** begin **

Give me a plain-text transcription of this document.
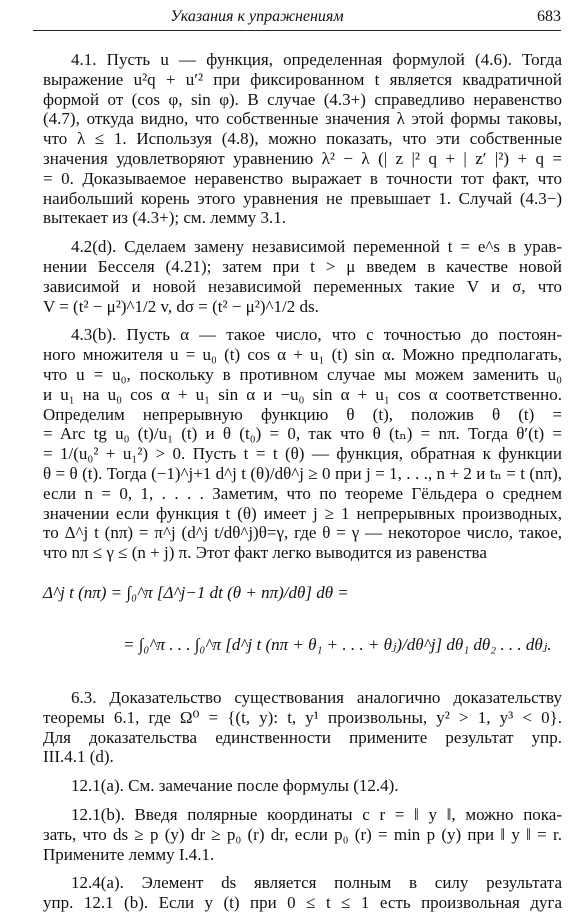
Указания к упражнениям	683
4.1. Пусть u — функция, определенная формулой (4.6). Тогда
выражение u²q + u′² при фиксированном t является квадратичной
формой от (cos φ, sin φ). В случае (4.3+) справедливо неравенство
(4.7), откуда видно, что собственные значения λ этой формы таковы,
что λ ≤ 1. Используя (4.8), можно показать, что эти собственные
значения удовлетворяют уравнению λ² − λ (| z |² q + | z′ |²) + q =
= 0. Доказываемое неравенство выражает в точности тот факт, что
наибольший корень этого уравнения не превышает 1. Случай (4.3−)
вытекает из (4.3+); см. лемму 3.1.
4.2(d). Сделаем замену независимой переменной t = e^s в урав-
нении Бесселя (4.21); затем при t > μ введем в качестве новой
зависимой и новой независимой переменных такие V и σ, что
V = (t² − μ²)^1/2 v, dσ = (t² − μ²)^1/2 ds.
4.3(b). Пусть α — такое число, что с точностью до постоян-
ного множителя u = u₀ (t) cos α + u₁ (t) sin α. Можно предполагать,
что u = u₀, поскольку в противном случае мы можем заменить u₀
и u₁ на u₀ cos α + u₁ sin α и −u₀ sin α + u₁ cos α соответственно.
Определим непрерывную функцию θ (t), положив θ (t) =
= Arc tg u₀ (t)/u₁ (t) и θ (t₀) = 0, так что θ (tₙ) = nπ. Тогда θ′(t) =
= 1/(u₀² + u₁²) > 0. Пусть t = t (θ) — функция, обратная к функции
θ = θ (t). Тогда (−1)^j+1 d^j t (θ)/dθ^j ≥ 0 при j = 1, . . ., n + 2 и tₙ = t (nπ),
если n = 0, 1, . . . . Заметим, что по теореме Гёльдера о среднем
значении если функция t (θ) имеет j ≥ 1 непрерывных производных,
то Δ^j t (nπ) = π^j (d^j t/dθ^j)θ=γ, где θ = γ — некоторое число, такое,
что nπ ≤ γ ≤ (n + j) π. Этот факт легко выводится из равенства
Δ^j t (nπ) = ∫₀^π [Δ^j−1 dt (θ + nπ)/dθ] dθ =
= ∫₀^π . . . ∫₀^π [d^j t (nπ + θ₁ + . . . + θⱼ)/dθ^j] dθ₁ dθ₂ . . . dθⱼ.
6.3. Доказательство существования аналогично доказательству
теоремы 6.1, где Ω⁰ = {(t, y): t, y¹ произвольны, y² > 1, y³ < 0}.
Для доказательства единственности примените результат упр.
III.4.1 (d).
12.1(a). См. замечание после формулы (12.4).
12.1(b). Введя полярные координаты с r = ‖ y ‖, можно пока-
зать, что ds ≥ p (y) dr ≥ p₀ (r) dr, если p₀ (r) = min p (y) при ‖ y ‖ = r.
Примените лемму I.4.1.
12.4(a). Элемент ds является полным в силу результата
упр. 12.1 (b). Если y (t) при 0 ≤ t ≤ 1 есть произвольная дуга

** end **
** begin **

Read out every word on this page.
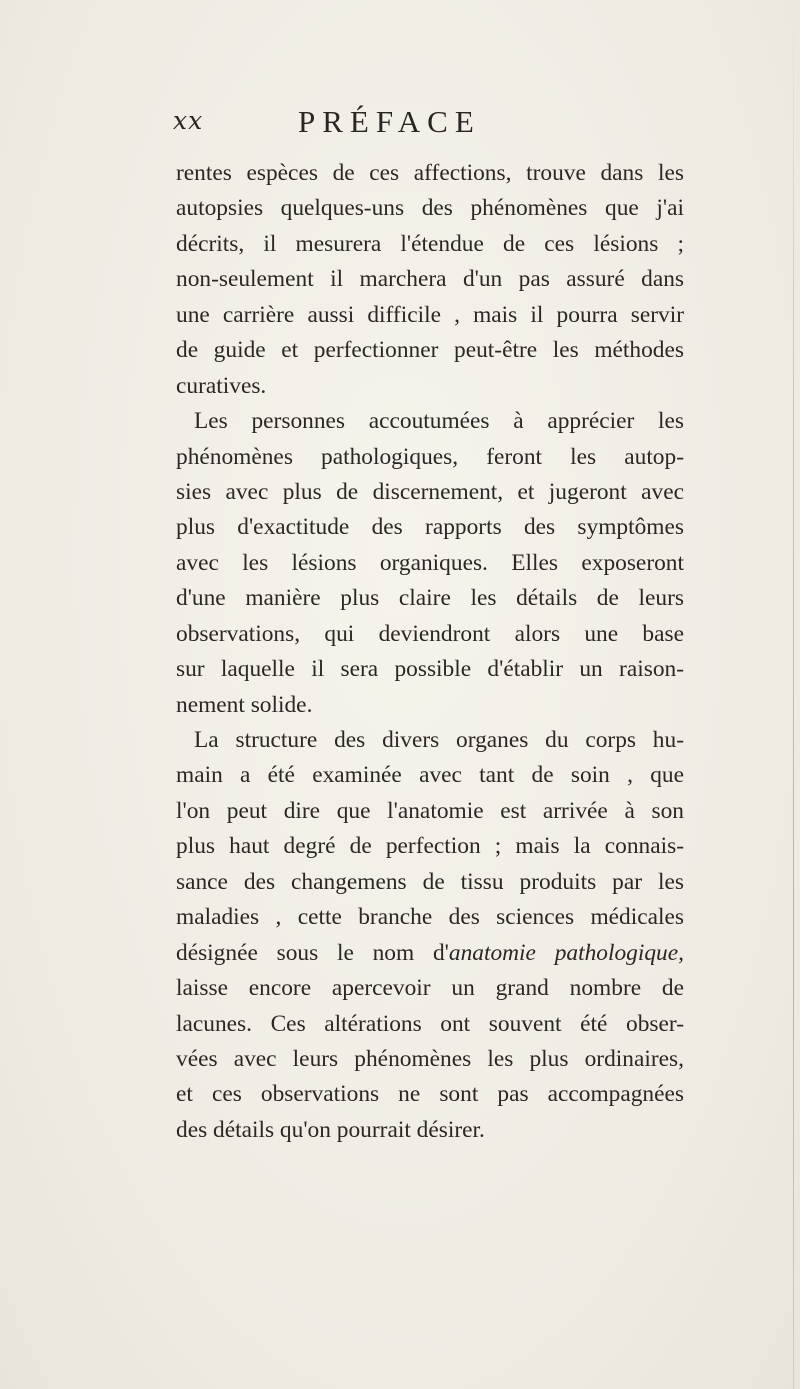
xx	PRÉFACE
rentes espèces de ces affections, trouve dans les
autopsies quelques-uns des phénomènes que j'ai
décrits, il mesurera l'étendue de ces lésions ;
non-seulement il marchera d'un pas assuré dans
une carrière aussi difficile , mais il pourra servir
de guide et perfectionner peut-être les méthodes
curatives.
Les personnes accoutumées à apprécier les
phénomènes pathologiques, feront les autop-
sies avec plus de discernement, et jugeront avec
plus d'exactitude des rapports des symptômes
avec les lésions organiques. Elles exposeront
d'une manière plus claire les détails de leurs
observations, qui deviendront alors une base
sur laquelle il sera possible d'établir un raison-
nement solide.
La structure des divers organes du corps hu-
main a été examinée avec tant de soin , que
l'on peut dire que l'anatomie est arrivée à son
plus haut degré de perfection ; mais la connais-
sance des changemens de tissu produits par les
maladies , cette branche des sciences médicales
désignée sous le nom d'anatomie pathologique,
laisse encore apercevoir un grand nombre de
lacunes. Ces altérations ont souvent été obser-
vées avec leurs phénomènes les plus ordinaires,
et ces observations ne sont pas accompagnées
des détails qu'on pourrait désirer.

** end **

WHAT TO DO:
Look through the entries above and list every line containing "независимой".

COMPLETE RESPONSE:
4.2(d). Сделаем замену независимой переменной t = e^s в урав-
зависимой и новой независимой переменных такие V и σ, что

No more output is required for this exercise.